▶ **Directions for this task**:
Pull out everything from the start of the entries down to the line containing "119, 295, 367]", both ends included. Reproduce each line unchanged.

[Data items]
::::::::::

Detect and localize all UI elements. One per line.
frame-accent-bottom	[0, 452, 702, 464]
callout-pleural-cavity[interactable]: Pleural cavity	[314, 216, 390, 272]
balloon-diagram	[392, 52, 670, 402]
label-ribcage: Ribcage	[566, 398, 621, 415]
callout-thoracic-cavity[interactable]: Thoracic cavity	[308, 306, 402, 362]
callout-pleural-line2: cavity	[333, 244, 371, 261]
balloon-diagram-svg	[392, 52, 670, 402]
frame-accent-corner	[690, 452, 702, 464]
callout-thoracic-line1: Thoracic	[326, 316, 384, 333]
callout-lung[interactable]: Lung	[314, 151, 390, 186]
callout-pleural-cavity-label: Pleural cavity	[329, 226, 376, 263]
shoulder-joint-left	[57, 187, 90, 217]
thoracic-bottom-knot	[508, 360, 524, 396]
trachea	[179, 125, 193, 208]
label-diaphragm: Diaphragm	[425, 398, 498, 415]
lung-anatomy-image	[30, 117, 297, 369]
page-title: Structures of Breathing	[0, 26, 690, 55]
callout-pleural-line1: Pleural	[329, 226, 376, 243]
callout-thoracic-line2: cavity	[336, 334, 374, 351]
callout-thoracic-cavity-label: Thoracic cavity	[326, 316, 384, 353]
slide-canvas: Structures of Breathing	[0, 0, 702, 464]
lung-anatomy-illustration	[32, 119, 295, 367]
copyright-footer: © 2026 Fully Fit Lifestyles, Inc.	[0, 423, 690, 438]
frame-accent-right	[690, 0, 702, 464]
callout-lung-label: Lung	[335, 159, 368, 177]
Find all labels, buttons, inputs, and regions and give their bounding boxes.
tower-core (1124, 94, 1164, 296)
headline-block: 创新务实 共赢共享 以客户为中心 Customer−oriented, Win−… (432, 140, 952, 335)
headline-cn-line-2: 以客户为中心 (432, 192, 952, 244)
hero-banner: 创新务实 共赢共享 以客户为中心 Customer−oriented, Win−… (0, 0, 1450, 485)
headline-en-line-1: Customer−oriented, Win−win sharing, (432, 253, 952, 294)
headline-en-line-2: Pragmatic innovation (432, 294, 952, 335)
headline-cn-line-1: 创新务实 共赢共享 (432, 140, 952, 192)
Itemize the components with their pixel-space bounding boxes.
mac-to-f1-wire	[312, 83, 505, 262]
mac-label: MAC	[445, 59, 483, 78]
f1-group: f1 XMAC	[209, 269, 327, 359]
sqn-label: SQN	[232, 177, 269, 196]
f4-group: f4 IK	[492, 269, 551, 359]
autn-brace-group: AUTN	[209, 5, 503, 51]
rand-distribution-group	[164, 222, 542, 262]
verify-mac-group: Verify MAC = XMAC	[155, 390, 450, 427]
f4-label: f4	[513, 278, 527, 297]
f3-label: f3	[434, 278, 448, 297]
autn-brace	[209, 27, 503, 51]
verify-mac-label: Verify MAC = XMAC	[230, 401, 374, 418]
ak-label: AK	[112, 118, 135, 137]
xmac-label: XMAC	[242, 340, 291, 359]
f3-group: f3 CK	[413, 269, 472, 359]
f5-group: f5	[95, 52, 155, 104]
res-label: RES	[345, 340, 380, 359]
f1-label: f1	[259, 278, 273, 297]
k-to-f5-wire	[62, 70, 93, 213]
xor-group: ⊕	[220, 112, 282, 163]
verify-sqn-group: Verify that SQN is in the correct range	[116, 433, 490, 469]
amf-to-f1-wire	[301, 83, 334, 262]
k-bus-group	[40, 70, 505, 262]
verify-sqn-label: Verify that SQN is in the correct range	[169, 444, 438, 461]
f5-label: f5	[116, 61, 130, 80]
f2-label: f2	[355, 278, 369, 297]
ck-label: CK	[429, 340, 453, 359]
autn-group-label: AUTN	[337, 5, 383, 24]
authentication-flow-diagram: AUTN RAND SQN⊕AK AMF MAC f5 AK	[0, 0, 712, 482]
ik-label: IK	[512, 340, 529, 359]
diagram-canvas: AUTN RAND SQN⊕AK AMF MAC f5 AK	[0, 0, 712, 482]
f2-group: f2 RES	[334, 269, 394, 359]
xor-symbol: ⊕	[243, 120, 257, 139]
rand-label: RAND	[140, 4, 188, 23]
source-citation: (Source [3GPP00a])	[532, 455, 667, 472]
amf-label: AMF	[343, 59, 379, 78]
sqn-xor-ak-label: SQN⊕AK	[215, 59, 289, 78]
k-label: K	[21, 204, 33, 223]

::::::::::

▶ **Task result**:
Detect and localize all UI elements. One per line.
frame-accent-bottom	[0, 452, 702, 464]
callout-pleural-cavity[interactable]: Pleural cavity	[314, 216, 390, 272]
balloon-diagram	[392, 52, 670, 402]
label-ribcage: Ribcage	[566, 398, 621, 415]
callout-thoracic-cavity[interactable]: Thoracic cavity	[308, 306, 402, 362]
callout-pleural-line2: cavity	[333, 244, 371, 261]
balloon-diagram-svg	[392, 52, 670, 402]
frame-accent-corner	[690, 452, 702, 464]
callout-thoracic-line1: Thoracic	[326, 316, 384, 333]
callout-lung[interactable]: Lung	[314, 151, 390, 186]
callout-pleural-cavity-label: Pleural cavity	[329, 226, 376, 263]
shoulder-joint-left	[57, 187, 90, 217]
thoracic-bottom-knot	[508, 360, 524, 396]
trachea	[179, 125, 193, 208]
label-diaphragm: Diaphragm	[425, 398, 498, 415]
lung-anatomy-image	[30, 117, 297, 369]
page-title: Structures of Breathing	[0, 26, 690, 55]
callout-pleural-line1: Pleural	[329, 226, 376, 243]
callout-thoracic-line2: cavity	[336, 334, 374, 351]
callout-thoracic-cavity-label: Thoracic cavity	[326, 316, 384, 353]
slide-canvas: Structures of Breathing	[0, 0, 702, 464]
lung-anatomy-illustration	[32, 119, 295, 367]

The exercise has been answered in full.